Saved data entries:

*****

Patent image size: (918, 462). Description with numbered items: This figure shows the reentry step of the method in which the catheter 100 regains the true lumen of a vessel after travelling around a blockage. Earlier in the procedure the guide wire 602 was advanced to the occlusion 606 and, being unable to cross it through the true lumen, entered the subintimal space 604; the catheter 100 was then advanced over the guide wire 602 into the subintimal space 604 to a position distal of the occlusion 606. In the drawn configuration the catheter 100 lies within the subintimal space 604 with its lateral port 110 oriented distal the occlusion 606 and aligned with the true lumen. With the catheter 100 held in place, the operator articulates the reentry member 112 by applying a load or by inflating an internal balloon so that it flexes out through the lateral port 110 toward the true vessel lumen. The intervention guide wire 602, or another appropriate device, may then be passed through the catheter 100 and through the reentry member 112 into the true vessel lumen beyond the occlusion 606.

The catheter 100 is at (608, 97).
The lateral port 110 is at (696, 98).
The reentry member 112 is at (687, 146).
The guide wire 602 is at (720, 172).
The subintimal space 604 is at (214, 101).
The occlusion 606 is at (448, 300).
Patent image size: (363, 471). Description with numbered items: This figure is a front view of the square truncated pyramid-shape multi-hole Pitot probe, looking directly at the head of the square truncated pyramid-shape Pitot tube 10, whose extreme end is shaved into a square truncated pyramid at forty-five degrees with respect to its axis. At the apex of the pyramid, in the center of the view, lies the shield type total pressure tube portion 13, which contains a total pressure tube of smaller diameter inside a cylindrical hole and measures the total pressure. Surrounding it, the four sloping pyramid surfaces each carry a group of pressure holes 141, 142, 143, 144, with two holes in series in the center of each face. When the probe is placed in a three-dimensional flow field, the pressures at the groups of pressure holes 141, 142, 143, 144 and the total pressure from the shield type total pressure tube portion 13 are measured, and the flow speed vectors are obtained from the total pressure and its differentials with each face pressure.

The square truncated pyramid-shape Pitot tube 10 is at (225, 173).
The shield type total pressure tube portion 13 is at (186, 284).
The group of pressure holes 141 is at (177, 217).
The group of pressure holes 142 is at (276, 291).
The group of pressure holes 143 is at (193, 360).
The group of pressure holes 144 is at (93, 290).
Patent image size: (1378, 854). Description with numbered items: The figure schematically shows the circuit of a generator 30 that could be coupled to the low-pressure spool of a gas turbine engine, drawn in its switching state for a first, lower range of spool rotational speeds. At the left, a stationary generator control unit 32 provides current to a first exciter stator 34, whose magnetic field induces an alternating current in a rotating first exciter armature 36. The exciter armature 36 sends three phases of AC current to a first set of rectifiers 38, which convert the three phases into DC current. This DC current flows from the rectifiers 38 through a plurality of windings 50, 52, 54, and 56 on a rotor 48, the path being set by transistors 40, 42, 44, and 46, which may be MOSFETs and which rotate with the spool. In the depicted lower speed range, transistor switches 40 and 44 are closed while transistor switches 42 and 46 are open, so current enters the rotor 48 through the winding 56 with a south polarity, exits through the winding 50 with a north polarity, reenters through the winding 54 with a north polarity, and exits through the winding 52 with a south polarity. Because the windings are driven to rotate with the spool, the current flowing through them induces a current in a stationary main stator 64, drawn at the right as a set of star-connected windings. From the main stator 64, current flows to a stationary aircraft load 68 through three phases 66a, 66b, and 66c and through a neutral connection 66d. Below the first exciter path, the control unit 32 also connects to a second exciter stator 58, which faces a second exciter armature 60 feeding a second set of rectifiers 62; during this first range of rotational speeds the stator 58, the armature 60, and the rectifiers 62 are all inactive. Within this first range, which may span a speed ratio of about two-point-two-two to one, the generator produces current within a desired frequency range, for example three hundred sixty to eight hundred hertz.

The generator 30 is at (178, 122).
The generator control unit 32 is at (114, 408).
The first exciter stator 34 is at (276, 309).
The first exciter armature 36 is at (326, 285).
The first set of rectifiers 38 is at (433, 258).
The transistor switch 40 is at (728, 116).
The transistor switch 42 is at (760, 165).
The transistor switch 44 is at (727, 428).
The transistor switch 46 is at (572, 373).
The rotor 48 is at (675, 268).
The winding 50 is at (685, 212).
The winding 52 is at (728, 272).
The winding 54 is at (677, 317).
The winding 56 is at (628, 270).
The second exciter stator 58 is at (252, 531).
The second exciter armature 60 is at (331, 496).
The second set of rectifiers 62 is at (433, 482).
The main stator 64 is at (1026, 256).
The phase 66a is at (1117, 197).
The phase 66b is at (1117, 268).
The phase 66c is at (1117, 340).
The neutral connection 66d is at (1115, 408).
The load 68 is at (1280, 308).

*****

## [PROBLEM TO SOLVE]
Reproduce every line above word for word, without changing anything.

## [EXERCISE RESULT]
Patent image size: (918, 462). Description with numbered items: This figure shows the reentry step of the method in which the catheter 100 regains the true lumen of a vessel after travelling around a blockage. Earlier in the procedure the guide wire 602 was advanced to the occlusion 606 and, being unable to cross it through the true lumen, entered the subintimal space 604; the catheter 100 was then advanced over the guide wire 602 into the subintimal space 604 to a position distal of the occlusion 606. In the drawn configuration the catheter 100 lies within the subintimal space 604 with its lateral port 110 oriented distal the occlusion 606 and aligned with the true lumen. With the catheter 100 held in place, the operator articulates the reentry member 112 by applying a load or by inflating an internal balloon so that it flexes out through the lateral port 110 toward the true vessel lumen. The intervention guide wire 602, or another appropriate device, may then be passed through the catheter 100 and through the reentry member 112 into the true vessel lumen beyond the occlusion 606.

The catheter 100 is at (608, 97).
The lateral port 110 is at (696, 98).
The reentry member 112 is at (687, 146).
The guide wire 602 is at (720, 172).
The subintimal space 604 is at (214, 101).
The occlusion 606 is at (448, 300).
Patent image size: (363, 471). Description with numbered items: This figure is a front view of the square truncated pyramid-shape multi-hole Pitot probe, looking directly at the head of the square truncated pyramid-shape Pitot tube 10, whose extreme end is shaved into a square truncated pyramid at forty-five degrees with respect to its axis. At the apex of the pyramid, in the center of the view, lies the shield type total pressure tube portion 13, which contains a total pressure tube of smaller diameter inside a cylindrical hole and measures the total pressure. Surrounding it, the four sloping pyramid surfaces each carry a group of pressure holes 141, 142, 143, 144, with two holes in series in the center of each face. When the probe is placed in a three-dimensional flow field, the pressures at the groups of pressure holes 141, 142, 143, 144 and the total pressure from the shield type total pressure tube portion 13 are measured, and the flow speed vectors are obtained from the total pressure and its differentials with each face pressure.

The square truncated pyramid-shape Pitot tube 10 is at (225, 173).
The shield type total pressure tube portion 13 is at (186, 284).
The group of pressure holes 141 is at (177, 217).
The group of pressure holes 142 is at (276, 291).
The group of pressure holes 143 is at (193, 360).
The group of pressure holes 144 is at (93, 290).
Patent image size: (1378, 854). Description with numbered items: The figure schematically shows the circuit of a generator 30 that could be coupled to the low-pressure spool of a gas turbine engine, drawn in its switching state for a first, lower range of spool rotational speeds. At the left, a stationary generator control unit 32 provides current to a first exciter stator 34, whose magnetic field induces an alternating current in a rotating first exciter armature 36. The exciter armature 36 sends three phases of AC current to a first set of rectifiers 38, which convert the three phases into DC current. This DC current flows from the rectifiers 38 through a plurality of windings 50, 52, 54, and 56 on a rotor 48, the path being set by transistors 40, 42, 44, and 46, which may be MOSFETs and which rotate with the spool. In the depicted lower speed range, transistor switches 40 and 44 are closed while transistor switches 42 and 46 are open, so current enters the rotor 48 through the winding 56 with a south polarity, exits through the winding 50 with a north polarity, reenters through the winding 54 with a north polarity, and exits through the winding 52 with a south polarity. Because the windings are driven to rotate with the spool, the current flowing through them induces a current in a stationary main stator 64, drawn at the right as a set of star-connected windings. From the main stator 64, current flows to a stationary aircraft load 68 through three phases 66a, 66b, and 66c and through a neutral connection 66d. Below the first exciter path, the control unit 32 also connects to a second exciter stator 58, which faces a second exciter armature 60 feeding a second set of rectifiers 62; during this first range of rotational speeds the stator 58, the armature 60, and the rectifiers 62 are all inactive. Within this first range, which may span a speed ratio of about two-point-two-two to one, the generator produces current within a desired frequency range, for example three hundred sixty to eight hundred hertz.

The generator 30 is at (178, 122).
The generator control unit 32 is at (114, 408).
The first exciter stator 34 is at (276, 309).
The first exciter armature 36 is at (326, 285).
The first set of rectifiers 38 is at (433, 258).
The transistor switch 40 is at (728, 116).
The transistor switch 42 is at (760, 165).
The transistor switch 44 is at (727, 428).
The transistor switch 46 is at (572, 373).
The rotor 48 is at (675, 268).
The winding 50 is at (685, 212).
The winding 52 is at (728, 272).
The winding 54 is at (677, 317).
The winding 56 is at (628, 270).
The second exciter stator 58 is at (252, 531).
The second exciter armature 60 is at (331, 496).
The second set of rectifiers 62 is at (433, 482).
The main stator 64 is at (1026, 256).
The phase 66a is at (1117, 197).
The phase 66b is at (1117, 268).
The phase 66c is at (1117, 340).
The neutral connection 66d is at (1115, 408).
The load 68 is at (1280, 308).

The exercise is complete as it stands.